= Instruction =
From the records, pick out and copy each line containing "reduced".

= Data section =
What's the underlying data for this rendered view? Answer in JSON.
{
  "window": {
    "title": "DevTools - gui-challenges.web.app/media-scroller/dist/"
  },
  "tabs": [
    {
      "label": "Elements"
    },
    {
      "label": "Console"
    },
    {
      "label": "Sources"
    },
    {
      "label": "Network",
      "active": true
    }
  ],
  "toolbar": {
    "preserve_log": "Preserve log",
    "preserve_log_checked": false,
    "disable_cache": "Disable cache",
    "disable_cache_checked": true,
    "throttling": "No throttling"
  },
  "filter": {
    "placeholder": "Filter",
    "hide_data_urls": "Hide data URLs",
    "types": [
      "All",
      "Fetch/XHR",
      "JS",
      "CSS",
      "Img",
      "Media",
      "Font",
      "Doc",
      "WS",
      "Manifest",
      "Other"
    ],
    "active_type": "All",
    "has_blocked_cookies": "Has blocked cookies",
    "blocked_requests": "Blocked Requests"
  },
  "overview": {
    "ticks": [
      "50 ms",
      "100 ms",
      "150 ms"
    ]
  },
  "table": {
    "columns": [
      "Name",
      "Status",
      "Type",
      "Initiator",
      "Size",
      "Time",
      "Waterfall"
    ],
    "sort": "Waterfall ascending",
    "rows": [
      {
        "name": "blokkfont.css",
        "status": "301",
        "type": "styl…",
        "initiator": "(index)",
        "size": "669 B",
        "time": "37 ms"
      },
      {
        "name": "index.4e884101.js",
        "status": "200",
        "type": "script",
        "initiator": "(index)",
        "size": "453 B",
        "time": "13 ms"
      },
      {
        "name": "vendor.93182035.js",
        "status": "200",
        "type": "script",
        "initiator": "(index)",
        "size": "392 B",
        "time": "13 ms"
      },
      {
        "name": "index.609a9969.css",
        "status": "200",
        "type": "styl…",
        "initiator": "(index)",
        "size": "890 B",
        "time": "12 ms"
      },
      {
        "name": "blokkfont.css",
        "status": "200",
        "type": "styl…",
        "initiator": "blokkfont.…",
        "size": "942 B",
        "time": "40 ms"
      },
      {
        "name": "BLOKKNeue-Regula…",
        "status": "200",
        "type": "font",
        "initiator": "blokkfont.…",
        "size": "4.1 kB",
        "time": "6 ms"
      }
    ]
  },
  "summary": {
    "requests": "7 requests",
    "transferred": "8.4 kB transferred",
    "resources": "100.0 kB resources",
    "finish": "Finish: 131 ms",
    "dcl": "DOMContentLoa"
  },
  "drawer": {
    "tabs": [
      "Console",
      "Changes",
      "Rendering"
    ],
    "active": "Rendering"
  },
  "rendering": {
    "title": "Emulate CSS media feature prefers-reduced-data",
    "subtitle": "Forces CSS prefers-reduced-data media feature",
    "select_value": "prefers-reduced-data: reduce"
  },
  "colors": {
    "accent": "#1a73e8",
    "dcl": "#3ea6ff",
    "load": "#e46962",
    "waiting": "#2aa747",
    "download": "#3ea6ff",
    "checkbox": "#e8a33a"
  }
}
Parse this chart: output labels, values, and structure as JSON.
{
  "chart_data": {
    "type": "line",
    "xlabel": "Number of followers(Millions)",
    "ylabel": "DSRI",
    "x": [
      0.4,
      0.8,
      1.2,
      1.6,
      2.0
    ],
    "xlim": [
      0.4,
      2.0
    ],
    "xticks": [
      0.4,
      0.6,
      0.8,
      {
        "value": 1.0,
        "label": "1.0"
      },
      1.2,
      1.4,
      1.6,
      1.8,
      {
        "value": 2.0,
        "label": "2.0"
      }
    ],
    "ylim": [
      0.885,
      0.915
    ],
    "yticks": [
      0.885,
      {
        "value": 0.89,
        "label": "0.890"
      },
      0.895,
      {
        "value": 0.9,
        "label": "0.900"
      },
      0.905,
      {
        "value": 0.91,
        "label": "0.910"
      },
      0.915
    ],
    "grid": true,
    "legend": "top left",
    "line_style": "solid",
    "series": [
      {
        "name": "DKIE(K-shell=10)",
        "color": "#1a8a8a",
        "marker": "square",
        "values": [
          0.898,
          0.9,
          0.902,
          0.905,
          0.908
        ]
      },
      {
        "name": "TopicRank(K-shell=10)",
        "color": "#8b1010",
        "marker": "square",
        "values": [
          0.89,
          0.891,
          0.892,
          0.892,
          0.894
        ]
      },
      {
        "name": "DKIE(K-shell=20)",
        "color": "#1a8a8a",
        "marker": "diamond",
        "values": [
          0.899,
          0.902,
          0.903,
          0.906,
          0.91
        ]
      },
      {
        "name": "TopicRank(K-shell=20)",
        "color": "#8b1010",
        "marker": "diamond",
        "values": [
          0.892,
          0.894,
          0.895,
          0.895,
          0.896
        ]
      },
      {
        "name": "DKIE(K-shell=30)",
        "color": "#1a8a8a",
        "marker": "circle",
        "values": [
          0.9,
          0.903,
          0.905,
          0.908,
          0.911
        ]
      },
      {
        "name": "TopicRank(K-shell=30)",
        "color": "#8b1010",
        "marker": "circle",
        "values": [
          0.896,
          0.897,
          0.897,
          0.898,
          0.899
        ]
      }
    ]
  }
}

= Answer in full =
    "title": "Emulate CSS media feature prefers-reduced-data",
    "subtitle": "Forces CSS prefers-reduced-data media feature",
    "select_value": "prefers-reduced-data: reduce"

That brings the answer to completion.